Keep the wording of each record exactly the same when you repeat it, and leave out pictures.

++++++++++++++++++++

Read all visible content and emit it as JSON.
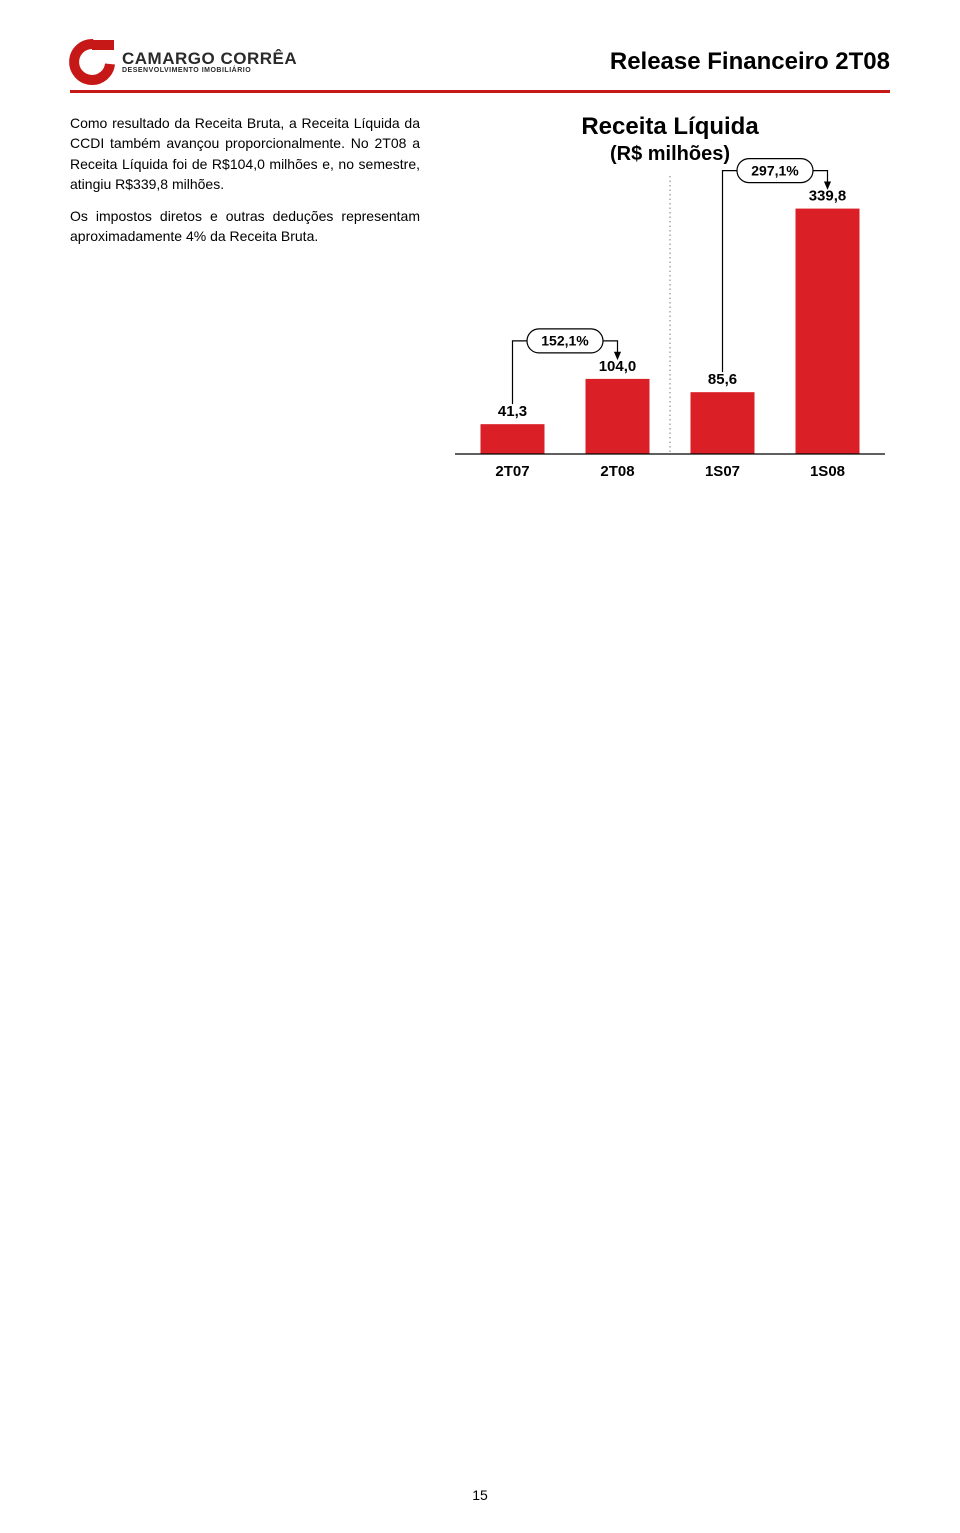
{
  "header": {
    "logo_main": "CAMARGO CORRÊA",
    "logo_sub": "DESENVOLVIMENTO IMOBILIÁRIO",
    "title": "Release Financeiro 2T08",
    "divider_color": "#c71818"
  },
  "body": {
    "para1": "Como resultado da Receita Bruta, a Receita Líquida da CCDI também avançou proporcionalmente. No 2T08 a Receita Líquida foi de R$104,0 milhões e, no semestre, atingiu R$339,8 milhões.",
    "para2": "Os impostos diretos e outras deduções representam aproximadamente 4% da Receita Bruta."
  },
  "chart": {
    "title_line1": "Receita Líquida",
    "title_line2": "(R$ milhões)",
    "categories": [
      "2T07",
      "2T08",
      "1S07",
      "1S08"
    ],
    "values": [
      41.3,
      104.0,
      85.6,
      339.8
    ],
    "value_labels": [
      "41,3",
      "104,0",
      "85,6",
      "339,8"
    ],
    "bar_color": "#da1f26",
    "annotations": [
      {
        "label": "152,1%",
        "from_idx": 0,
        "to_idx": 1
      },
      {
        "label": "297,1%",
        "from_idx": 2,
        "to_idx": 3
      }
    ],
    "ymax": 360,
    "divider_after_idx": 1
  },
  "page_number": "15"
}
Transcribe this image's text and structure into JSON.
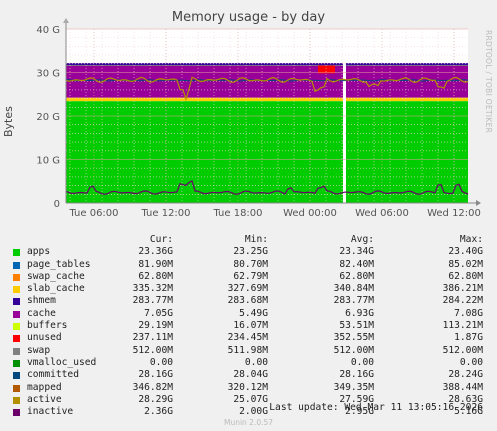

++++++++++++++++++++

#### [SOLUTION TO THIS PROBLEM]
Read all visible content and emit it as JSON.
{
  "header": {
    "logo_main": "CAMARGO CORRÊA",
    "logo_sub": "DESENVOLVIMENTO IMOBILIÁRIO",
    "title": "Release Financeiro 2T08",
    "divider_color": "#c71818"
  },
  "body": {
    "para1": "Como resultado da Receita Bruta, a Receita Líquida da CCDI também avançou proporcionalmente. No 2T08 a Receita Líquida foi de R$104,0 milhões e, no semestre, atingiu R$339,8 milhões.",
    "para2": "Os impostos diretos e outras deduções representam aproximadamente 4% da Receita Bruta."
  },
  "chart": {
    "title_line1": "Receita Líquida",
    "title_line2": "(R$ milhões)",
    "categories": [
      "2T07",
      "2T08",
      "1S07",
      "1S08"
    ],
    "values": [
      41.3,
      104.0,
      85.6,
      339.8
    ],
    "value_labels": [
      "41,3",
      "104,0",
      "85,6",
      "339,8"
    ],
    "bar_color": "#da1f26",
    "annotations": [
      {
        "label": "152,1%",
        "from_idx": 0,
        "to_idx": 1
      },
      {
        "label": "297,1%",
        "from_idx": 2,
        "to_idx": 3
      }
    ],
    "ymax": 360,
    "divider_after_idx": 1
  },
  "page_number": "15"
}
Transcribe this image's text and structure into JSON.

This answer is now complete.